[Begin EXTRACTED DATA]
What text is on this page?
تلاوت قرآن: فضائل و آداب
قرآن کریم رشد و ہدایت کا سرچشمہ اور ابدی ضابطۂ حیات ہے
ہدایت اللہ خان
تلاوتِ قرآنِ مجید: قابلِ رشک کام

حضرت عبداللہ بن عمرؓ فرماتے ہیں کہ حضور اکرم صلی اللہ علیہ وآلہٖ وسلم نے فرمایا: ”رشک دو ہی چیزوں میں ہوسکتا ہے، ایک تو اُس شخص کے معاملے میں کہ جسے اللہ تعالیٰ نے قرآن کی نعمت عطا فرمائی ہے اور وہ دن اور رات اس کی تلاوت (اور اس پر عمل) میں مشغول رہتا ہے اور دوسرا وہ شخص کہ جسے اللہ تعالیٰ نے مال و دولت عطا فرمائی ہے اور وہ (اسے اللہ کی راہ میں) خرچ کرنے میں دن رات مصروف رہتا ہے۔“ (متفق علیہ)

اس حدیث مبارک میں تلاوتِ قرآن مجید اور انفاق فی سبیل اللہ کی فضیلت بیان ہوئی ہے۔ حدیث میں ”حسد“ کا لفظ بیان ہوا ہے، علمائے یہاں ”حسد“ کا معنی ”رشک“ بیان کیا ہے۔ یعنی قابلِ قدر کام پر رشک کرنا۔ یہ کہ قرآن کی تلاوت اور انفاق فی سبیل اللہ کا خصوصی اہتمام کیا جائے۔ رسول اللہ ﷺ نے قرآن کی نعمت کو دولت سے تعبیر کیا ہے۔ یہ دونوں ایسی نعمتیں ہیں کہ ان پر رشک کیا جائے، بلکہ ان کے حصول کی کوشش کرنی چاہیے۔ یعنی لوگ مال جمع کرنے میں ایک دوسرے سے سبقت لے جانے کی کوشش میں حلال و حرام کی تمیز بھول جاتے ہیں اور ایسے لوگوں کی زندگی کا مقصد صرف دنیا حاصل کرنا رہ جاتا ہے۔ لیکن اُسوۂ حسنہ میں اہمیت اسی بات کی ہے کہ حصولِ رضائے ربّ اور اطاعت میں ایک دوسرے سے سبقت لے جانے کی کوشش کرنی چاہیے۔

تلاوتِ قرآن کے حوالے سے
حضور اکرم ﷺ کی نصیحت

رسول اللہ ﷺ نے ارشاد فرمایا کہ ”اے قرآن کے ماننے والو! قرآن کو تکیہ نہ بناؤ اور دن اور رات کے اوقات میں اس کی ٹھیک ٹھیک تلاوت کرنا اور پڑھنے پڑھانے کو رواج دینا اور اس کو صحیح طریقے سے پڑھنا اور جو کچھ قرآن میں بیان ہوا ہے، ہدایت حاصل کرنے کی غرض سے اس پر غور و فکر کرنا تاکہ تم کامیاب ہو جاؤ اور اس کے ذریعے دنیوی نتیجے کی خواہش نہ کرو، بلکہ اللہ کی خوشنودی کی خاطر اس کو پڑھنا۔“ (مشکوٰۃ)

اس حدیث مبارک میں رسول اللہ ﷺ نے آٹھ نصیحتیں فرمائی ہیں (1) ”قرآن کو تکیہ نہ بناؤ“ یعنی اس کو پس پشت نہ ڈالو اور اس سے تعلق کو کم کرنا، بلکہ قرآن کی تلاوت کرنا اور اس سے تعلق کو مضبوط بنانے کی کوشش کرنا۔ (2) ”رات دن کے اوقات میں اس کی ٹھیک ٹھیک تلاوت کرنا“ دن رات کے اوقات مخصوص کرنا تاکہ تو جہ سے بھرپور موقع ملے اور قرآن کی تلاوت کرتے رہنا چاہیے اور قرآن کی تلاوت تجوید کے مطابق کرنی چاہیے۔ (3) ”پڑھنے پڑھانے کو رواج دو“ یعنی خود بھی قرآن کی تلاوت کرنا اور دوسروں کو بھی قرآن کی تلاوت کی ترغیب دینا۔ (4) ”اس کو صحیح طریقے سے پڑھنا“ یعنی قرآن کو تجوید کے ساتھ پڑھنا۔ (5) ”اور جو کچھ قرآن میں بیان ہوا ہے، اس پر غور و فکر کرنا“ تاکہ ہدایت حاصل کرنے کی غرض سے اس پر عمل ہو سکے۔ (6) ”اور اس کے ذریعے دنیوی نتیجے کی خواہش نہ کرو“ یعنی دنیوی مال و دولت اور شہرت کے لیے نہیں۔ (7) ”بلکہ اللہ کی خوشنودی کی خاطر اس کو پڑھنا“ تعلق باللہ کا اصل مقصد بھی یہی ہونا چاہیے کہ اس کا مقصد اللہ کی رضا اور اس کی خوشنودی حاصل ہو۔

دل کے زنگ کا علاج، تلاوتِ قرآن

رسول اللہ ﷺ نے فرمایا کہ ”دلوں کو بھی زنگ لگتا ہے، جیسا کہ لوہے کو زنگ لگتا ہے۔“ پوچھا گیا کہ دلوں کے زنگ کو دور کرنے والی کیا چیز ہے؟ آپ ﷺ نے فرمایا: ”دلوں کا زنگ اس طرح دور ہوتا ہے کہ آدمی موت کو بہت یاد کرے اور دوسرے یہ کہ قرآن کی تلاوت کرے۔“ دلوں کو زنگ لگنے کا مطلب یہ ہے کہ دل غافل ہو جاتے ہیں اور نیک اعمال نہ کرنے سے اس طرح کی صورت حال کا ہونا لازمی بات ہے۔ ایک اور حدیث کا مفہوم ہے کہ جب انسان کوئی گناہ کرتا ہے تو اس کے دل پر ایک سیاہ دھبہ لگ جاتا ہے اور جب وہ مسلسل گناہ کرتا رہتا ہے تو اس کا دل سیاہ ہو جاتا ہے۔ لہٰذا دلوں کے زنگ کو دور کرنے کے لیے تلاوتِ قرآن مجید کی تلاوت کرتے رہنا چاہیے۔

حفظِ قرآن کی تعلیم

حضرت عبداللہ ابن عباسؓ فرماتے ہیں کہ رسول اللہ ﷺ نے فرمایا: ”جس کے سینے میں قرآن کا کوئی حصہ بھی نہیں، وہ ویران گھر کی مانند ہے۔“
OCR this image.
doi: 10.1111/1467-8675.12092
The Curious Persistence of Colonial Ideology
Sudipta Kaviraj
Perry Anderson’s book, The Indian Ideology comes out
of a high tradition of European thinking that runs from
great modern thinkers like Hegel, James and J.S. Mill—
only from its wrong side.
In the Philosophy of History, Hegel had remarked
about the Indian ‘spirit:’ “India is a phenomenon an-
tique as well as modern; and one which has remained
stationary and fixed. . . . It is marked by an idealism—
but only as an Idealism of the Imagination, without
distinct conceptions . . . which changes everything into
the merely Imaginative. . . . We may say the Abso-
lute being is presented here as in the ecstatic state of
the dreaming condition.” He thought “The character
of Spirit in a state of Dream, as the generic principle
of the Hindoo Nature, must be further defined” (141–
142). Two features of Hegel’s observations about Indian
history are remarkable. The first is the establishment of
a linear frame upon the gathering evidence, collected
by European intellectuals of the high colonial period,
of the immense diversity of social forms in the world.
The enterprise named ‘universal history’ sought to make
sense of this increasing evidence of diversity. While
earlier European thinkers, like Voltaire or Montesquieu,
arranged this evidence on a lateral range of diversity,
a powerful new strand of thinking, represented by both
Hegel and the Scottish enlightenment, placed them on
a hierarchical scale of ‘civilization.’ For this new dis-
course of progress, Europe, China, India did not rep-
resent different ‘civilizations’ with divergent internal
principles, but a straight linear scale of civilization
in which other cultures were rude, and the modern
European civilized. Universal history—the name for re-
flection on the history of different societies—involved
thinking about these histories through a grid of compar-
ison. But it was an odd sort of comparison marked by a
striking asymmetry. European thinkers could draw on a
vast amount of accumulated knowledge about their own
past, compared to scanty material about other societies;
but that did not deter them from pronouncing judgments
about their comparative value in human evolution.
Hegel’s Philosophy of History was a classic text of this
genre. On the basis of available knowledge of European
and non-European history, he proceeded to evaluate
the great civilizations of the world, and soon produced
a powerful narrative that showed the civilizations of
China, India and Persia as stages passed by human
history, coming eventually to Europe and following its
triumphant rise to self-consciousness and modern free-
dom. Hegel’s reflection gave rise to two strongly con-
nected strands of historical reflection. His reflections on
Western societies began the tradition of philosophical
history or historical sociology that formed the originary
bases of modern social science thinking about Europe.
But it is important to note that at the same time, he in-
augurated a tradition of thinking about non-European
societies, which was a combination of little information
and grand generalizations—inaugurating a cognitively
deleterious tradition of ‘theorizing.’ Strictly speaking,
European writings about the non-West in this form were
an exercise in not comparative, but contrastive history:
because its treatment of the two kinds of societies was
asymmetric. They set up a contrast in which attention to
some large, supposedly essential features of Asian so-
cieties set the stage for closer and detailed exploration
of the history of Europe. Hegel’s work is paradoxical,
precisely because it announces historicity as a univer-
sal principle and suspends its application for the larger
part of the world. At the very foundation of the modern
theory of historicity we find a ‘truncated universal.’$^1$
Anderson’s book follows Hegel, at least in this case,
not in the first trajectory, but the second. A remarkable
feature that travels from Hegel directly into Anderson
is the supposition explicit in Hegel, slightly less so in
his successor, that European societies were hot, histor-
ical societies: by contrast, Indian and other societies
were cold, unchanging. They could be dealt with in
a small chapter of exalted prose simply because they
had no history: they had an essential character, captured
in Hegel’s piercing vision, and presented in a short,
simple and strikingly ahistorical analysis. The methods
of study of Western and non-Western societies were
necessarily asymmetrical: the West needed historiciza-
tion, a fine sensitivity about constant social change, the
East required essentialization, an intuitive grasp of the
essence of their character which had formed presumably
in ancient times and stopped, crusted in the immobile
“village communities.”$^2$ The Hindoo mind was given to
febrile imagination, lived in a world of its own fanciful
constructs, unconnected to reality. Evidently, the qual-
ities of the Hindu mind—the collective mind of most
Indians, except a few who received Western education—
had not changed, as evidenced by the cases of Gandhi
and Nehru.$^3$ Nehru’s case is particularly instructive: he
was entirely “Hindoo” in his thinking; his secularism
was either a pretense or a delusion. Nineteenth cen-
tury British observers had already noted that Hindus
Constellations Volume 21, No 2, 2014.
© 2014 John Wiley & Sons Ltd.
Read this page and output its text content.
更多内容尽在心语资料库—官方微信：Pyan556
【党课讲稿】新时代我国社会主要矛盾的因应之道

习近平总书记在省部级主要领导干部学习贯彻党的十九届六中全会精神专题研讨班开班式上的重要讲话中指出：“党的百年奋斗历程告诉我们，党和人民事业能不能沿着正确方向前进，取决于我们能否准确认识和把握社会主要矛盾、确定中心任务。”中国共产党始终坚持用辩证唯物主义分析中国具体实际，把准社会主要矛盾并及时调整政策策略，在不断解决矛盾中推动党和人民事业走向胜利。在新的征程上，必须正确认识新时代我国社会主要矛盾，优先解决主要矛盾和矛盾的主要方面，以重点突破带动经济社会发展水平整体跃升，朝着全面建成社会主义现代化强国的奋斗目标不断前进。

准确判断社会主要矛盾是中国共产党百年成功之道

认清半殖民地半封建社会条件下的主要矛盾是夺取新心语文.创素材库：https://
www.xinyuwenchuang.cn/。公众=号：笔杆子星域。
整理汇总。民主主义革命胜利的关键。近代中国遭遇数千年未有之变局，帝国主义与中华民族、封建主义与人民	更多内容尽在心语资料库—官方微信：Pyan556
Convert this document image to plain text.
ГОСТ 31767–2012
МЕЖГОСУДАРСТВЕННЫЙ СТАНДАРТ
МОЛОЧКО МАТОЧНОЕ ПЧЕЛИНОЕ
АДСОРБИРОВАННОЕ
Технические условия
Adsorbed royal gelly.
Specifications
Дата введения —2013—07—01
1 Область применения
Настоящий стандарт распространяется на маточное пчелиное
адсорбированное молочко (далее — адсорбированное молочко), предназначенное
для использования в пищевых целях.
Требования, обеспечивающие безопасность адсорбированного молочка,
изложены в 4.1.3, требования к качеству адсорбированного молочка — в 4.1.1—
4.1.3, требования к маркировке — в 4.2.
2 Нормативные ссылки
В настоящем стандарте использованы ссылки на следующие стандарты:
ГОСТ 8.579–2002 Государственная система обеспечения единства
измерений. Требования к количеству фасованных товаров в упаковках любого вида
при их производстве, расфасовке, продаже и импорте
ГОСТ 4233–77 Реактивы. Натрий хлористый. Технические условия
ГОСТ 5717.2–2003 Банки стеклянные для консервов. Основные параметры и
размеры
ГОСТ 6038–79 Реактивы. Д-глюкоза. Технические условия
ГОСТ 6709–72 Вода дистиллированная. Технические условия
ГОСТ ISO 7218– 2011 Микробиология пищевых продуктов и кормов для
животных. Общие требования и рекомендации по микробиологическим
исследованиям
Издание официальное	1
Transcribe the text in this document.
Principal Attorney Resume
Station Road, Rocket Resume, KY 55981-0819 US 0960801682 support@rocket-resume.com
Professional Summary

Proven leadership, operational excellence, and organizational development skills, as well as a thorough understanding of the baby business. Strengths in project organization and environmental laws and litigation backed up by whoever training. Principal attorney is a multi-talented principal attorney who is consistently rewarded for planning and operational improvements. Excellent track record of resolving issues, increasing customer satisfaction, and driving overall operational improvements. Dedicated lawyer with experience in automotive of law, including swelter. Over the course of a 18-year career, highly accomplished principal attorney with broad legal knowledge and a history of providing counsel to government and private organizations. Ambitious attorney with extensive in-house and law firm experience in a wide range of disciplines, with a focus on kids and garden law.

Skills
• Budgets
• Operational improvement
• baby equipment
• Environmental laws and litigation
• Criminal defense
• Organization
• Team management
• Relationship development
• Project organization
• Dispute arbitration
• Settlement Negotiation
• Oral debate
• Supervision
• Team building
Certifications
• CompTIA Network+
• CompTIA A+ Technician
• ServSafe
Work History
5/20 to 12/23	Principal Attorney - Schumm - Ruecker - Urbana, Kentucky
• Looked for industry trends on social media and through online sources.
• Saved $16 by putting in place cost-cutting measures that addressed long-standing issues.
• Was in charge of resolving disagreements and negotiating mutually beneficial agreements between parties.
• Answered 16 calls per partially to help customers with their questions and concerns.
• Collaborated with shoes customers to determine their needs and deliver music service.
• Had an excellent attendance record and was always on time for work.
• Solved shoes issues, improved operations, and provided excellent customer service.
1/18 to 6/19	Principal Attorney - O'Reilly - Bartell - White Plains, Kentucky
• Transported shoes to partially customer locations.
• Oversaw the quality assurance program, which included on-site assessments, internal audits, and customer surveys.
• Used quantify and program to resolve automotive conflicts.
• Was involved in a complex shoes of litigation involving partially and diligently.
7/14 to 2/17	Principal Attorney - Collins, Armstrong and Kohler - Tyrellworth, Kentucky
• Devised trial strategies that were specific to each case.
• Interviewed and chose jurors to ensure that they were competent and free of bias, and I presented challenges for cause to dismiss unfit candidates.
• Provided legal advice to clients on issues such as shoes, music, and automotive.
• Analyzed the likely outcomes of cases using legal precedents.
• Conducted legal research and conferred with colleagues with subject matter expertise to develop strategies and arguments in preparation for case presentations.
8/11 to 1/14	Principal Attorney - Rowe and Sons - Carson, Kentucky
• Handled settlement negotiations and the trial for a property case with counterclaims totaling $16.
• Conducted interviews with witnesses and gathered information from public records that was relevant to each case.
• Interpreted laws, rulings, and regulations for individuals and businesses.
[End EXTRACTED DATA]
_SHORT PROBLEM_
Find the lines above that include the string "China" and copy them.

_PROBLEM SOLUTION_
course of progress, Europe, China, India did not rep-
China, India and Persia as stages passed by human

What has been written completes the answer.